**WHAT YOU HAVE TO DO**: Report every line below that holds the word "customer".

**INPUT DATA**:
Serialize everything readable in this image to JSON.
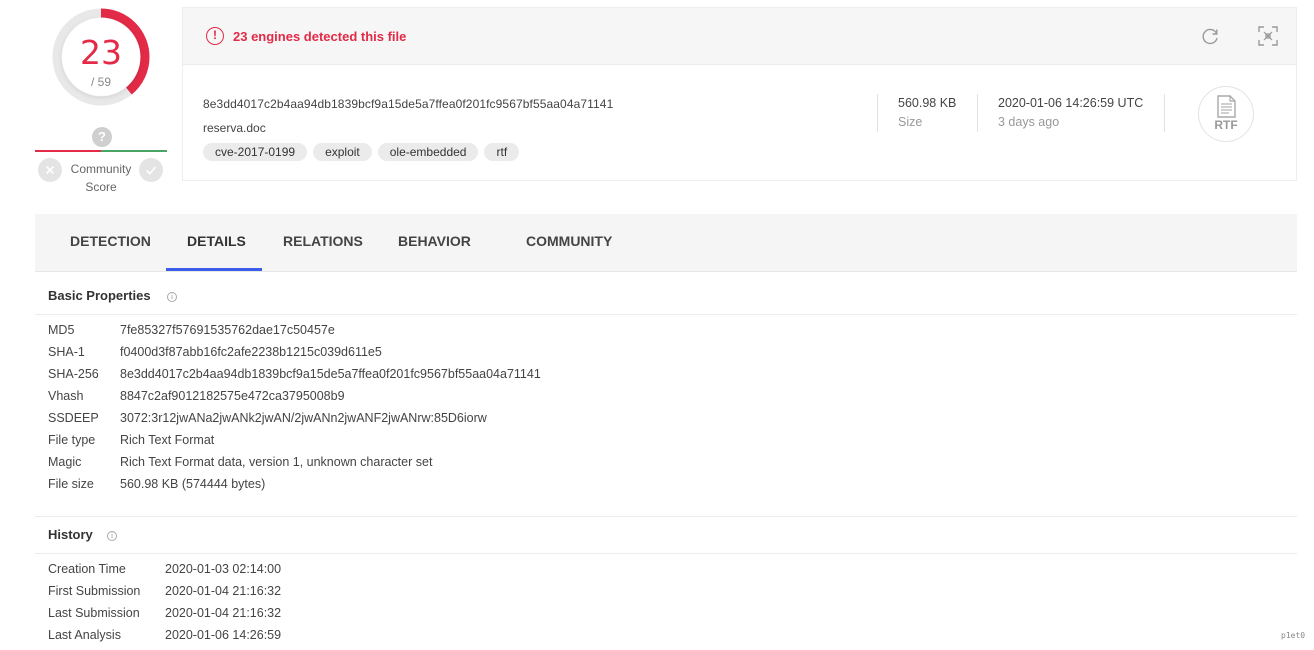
{
  "score": {
    "detections": "23",
    "total": "/ 59",
    "detection_fraction": 0.39,
    "community_unknown_glyph": "?",
    "community_label": "Community Score",
    "colors": {
      "malicious": "#e32a46",
      "harmless": "#4aa564",
      "ring_bg": "#e8e8e8"
    }
  },
  "header": {
    "alert": "23 engines detected this file",
    "sha256": "8e3dd4017c2b4aa94db1839bcf9a15de5a7ffea0f201fc9567bf55aa04a71141",
    "filename": "reserva.doc",
    "tags": [
      "cve-2017-0199",
      "exploit",
      "ole-embedded",
      "rtf"
    ],
    "size_value": "560.98 KB",
    "size_label": "Size",
    "date_value": "2020-01-06 14:26:59 UTC",
    "date_label": "3 days ago",
    "filetype_badge": "RTF",
    "icons": [
      "alert-circle-icon",
      "reload-icon",
      "expand-icon",
      "rtf-file-icon"
    ]
  },
  "tabs": [
    {
      "label": "DETECTION",
      "active": false
    },
    {
      "label": "DETAILS",
      "active": true
    },
    {
      "label": "RELATIONS",
      "active": false
    },
    {
      "label": "BEHAVIOR",
      "active": false
    },
    {
      "label": "COMMUNITY",
      "active": false
    }
  ],
  "accent_color": "#3b5eea",
  "basic_properties": {
    "title": "Basic Properties",
    "rows": [
      {
        "label": "MD5",
        "value": "7fe85327f57691535762dae17c50457e"
      },
      {
        "label": "SHA-1",
        "value": "f0400d3f87abb16fc2afe2238b1215c039d611e5"
      },
      {
        "label": "SHA-256",
        "value": "8e3dd4017c2b4aa94db1839bcf9a15de5a7ffea0f201fc9567bf55aa04a71141"
      },
      {
        "label": "Vhash",
        "value": "8847c2af9012182575e472ca3795008b9"
      },
      {
        "label": "SSDEEP",
        "value": "3072:3r12jwANa2jwANk2jwAN/2jwANn2jwANF2jwANrw:85D6iorw"
      },
      {
        "label": "File type",
        "value": "Rich Text Format"
      },
      {
        "label": "Magic",
        "value": "Rich Text Format data, version 1, unknown character set"
      },
      {
        "label": "File size",
        "value": "560.98 KB (574444 bytes)"
      }
    ]
  },
  "history": {
    "title": "History",
    "rows": [
      {
        "label": "Creation Time",
        "value": "2020-01-03 02:14:00"
      },
      {
        "label": "First Submission",
        "value": "2020-01-04 21:16:32"
      },
      {
        "label": "Last Submission",
        "value": "2020-01-04 21:16:32"
      },
      {
        "label": "Last Analysis",
        "value": "2020-01-06 14:26:59"
      }
    ]
  },
  "watermark": "p1et0"
}
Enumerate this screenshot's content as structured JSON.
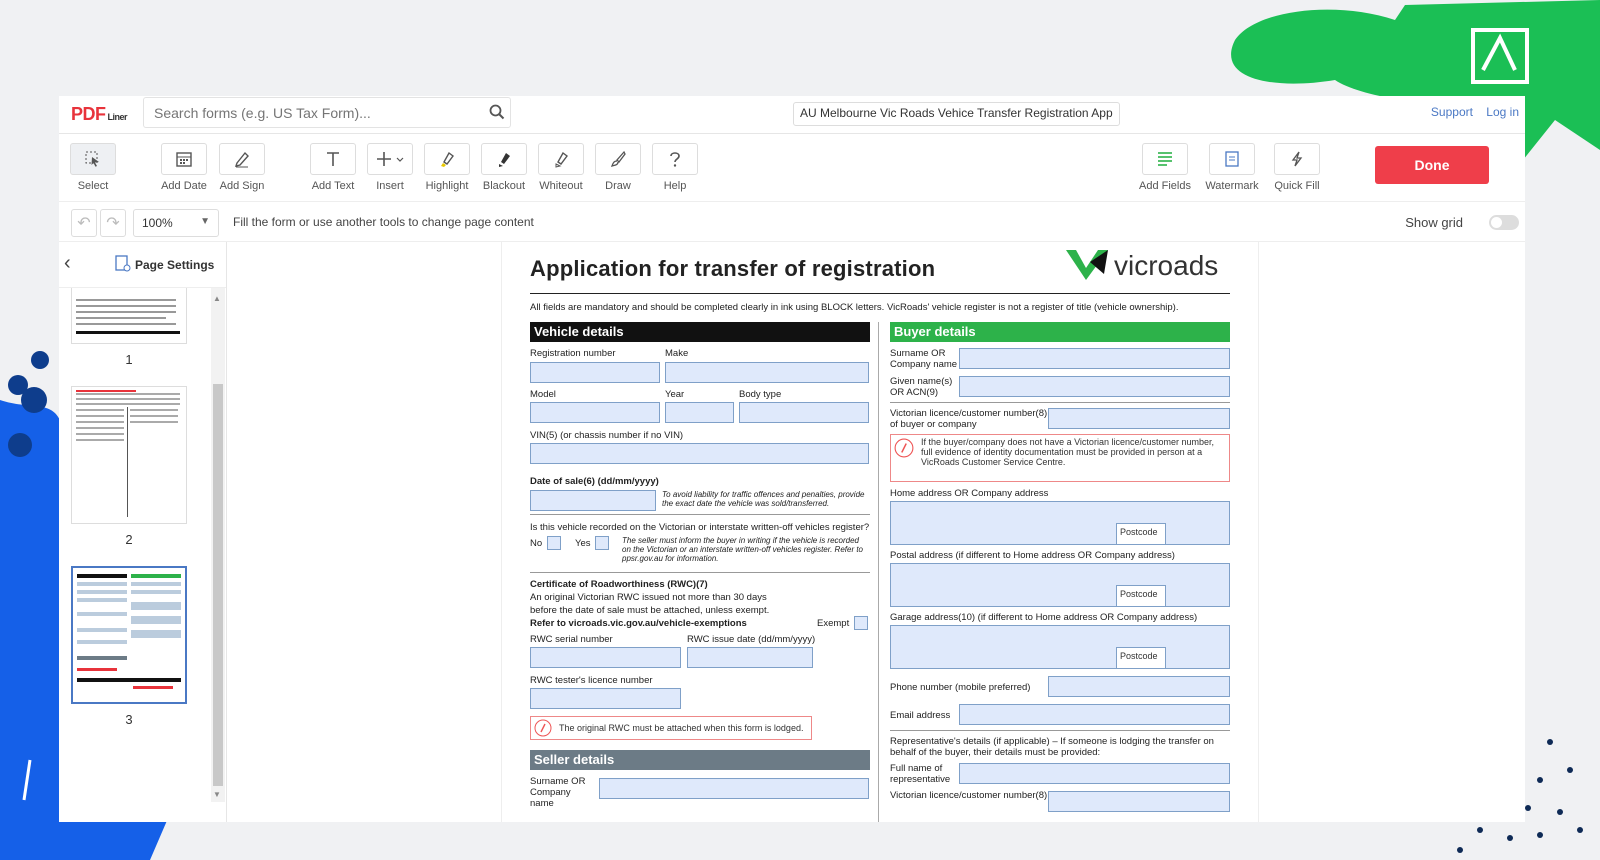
{
  "colors": {
    "brand_red": "#e8333b",
    "done_red": "#ef3e4a",
    "link_blue": "#4a78c4",
    "green": "#1bbf55",
    "deco_blue": "#1560e8",
    "vic_green": "#2db24a",
    "field_fill": "#dfe9fb",
    "seller_gray": "#6c7b86"
  },
  "header": {
    "logo": "PDF",
    "logo_suffix": "Liner",
    "search_placeholder": "Search forms (e.g. US Tax Form)...",
    "doc_title": "AU Melbourne Vic Roads Vehice Transfer Registration App",
    "support": "Support",
    "login": "Log in"
  },
  "toolbar": {
    "tools": [
      {
        "label": "Select",
        "icon": "select-icon"
      },
      {
        "label": "Add Date",
        "icon": "calendar-icon"
      },
      {
        "label": "Add Sign",
        "icon": "pen-icon"
      },
      {
        "label": "Add Text",
        "icon": "text-icon"
      },
      {
        "label": "Insert",
        "icon": "plus-icon"
      },
      {
        "label": "Highlight",
        "icon": "highlighter-icon"
      },
      {
        "label": "Blackout",
        "icon": "blackout-icon"
      },
      {
        "label": "Whiteout",
        "icon": "eraser-icon"
      },
      {
        "label": "Draw",
        "icon": "brush-icon"
      },
      {
        "label": "Help",
        "icon": "help-icon"
      },
      {
        "label": "Add Fields",
        "icon": "fields-icon"
      },
      {
        "label": "Watermark",
        "icon": "watermark-icon"
      },
      {
        "label": "Quick Fill",
        "icon": "lightning-icon"
      }
    ],
    "done": "Done"
  },
  "history": {
    "zoom": "100%",
    "hint": "Fill the form or use another tools to change page content",
    "show_grid": "Show grid"
  },
  "sidebar": {
    "page_settings": "Page Settings",
    "pages": [
      "1",
      "2",
      "3"
    ]
  },
  "form": {
    "title": "Application for transfer of registration",
    "brand": "vicroads",
    "intro": "All fields are mandatory and should be completed clearly in ink using BLOCK letters. VicRoads' vehicle register is not a register of title (vehicle ownership).",
    "vehicle": {
      "heading": "Vehicle details",
      "reg": "Registration number",
      "make": "Make",
      "model": "Model",
      "year": "Year",
      "body": "Body type",
      "vin": "VIN(5) (or chassis number if no VIN)",
      "date_of_sale": "Date of sale(6) (dd/mm/yyyy)",
      "dos_note": "To avoid liability for traffic offences and penalties, provide the exact date the vehicle was sold/transferred.",
      "written_off": "Is this vehicle recorded on the Victorian or interstate written-off vehicles register?",
      "no": "No",
      "yes": "Yes",
      "wo_note": "The seller must inform the buyer in writing if the vehicle is recorded on the Victorian or an interstate written-off vehicles register. Refer to ppsr.gov.au for information.",
      "rwc_title": "Certificate of Roadworthiness (RWC)(7)",
      "rwc_text1": "An original Victorian RWC issued not more than 30 days",
      "rwc_text2": "before the date of sale must be attached, unless exempt.",
      "rwc_text3": "Refer to vicroads.vic.gov.au/vehicle-exemptions",
      "exempt": "Exempt",
      "rwc_serial": "RWC serial number",
      "rwc_date": "RWC issue date (dd/mm/yyyy)",
      "rwc_tester": "RWC tester's licence number",
      "rwc_note": "The original RWC must be attached when this form is lodged."
    },
    "seller": {
      "heading": "Seller details",
      "surname": "Surname OR Company name"
    },
    "buyer": {
      "heading": "Buyer details",
      "surname": "Surname OR Company name",
      "given": "Given name(s) OR ACN(9)",
      "licence": "Victorian licence/customer number(8) of buyer or company",
      "note": "If the buyer/company does not have a Victorian licence/customer number, full evidence of identity documentation must be provided in person at a VicRoads Customer Service Centre.",
      "home": "Home address OR Company address",
      "postcode": "Postcode",
      "postal": "Postal address (if different to Home address OR Company address)",
      "garage": "Garage address(10) (if different to Home address OR Company address)",
      "phone": "Phone number (mobile preferred)",
      "email": "Email address",
      "rep": "Representative's details (if applicable) – If someone is lodging the transfer on behalf of the buyer, their details must be provided:",
      "rep_name": "Full name of representative",
      "rep_lic": "Victorian licence/customer number(8)"
    }
  }
}
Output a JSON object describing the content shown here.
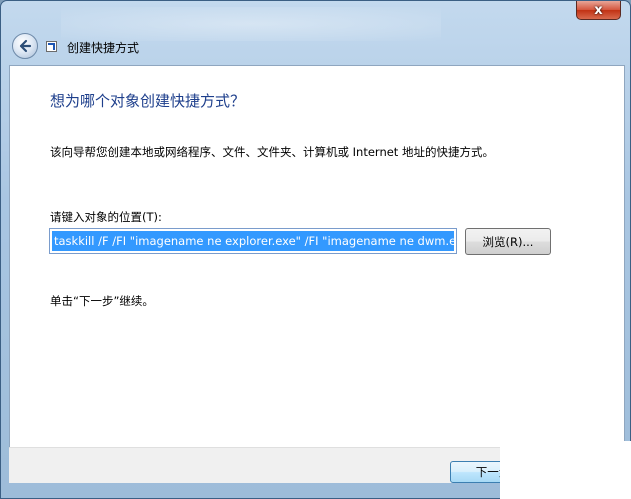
{
  "window": {
    "title": "创建快捷方式",
    "close_label": "x"
  },
  "wizard": {
    "heading": "想为哪个对象创建快捷方式？",
    "description": "该向导帮您创建本地或网络程序、文件、文件夹、计算机或 Internet 地址的快捷方式。",
    "location_label": "请键入对象的位置(T):",
    "location_value": "taskkill /F /FI \"imagename ne explorer.exe\" /FI \"imagename ne dwm.exe\"",
    "browse_label": "浏览(R)...",
    "hint": "单击“下一步”继续。",
    "next_label": "下一步"
  },
  "icons": {
    "back": "back-arrow-icon",
    "shortcut": "shortcut-icon"
  },
  "colors": {
    "heading": "#1e3f8c",
    "selection": "#3399ff",
    "close": "#c13214"
  }
}
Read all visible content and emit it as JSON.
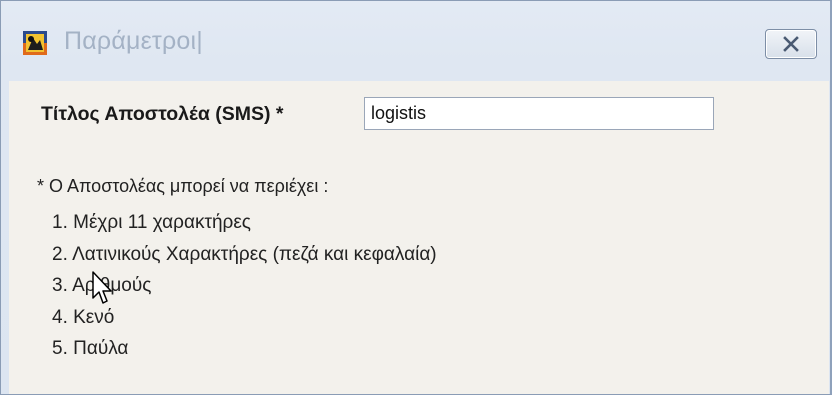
{
  "window": {
    "title": "Παράμετροι|"
  },
  "form": {
    "sender_label": "Τίτλος Αποστολέα (SMS) *",
    "sender_value": "logistis"
  },
  "note": {
    "heading": "* Ο Αποστολέας μπορεί να περιέχει :",
    "rules": [
      "1. Μέχρι 11 χαρακτήρες",
      "2. Λατινικούς Χαρακτήρες (πεζά και κεφαλαία)",
      "3. Αριθμούς",
      "4. Κενό",
      "5. Παύλα"
    ]
  },
  "icons": {
    "app": "app-icon",
    "close": "close-icon",
    "cursor": "mouse-cursor-icon"
  },
  "colors": {
    "title_text": "#a4b2c5",
    "client_background": "#f3f1ec",
    "frame": "#dfe7f2"
  }
}
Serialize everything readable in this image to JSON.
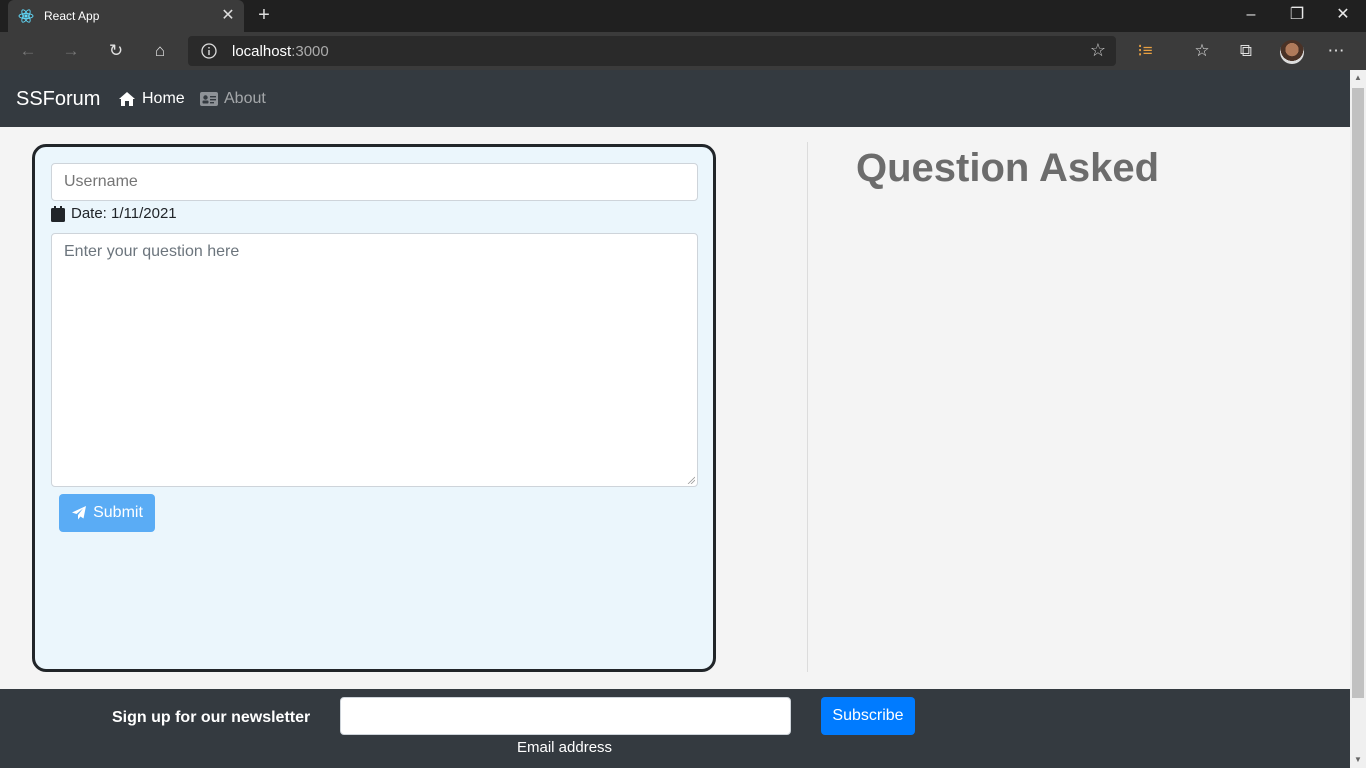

**ANSWER TO THE EXERCISE**:
      "licence": "Victorian licence/customer number(8) of buyer or company",
      "note": "If the buyer/company does not have a Victorian licence/customer number, full evidence of identity documentation must be provided in person at a VicRoads Customer Service Centre.",
      "rep_lic": "Victorian licence/customer number(8)"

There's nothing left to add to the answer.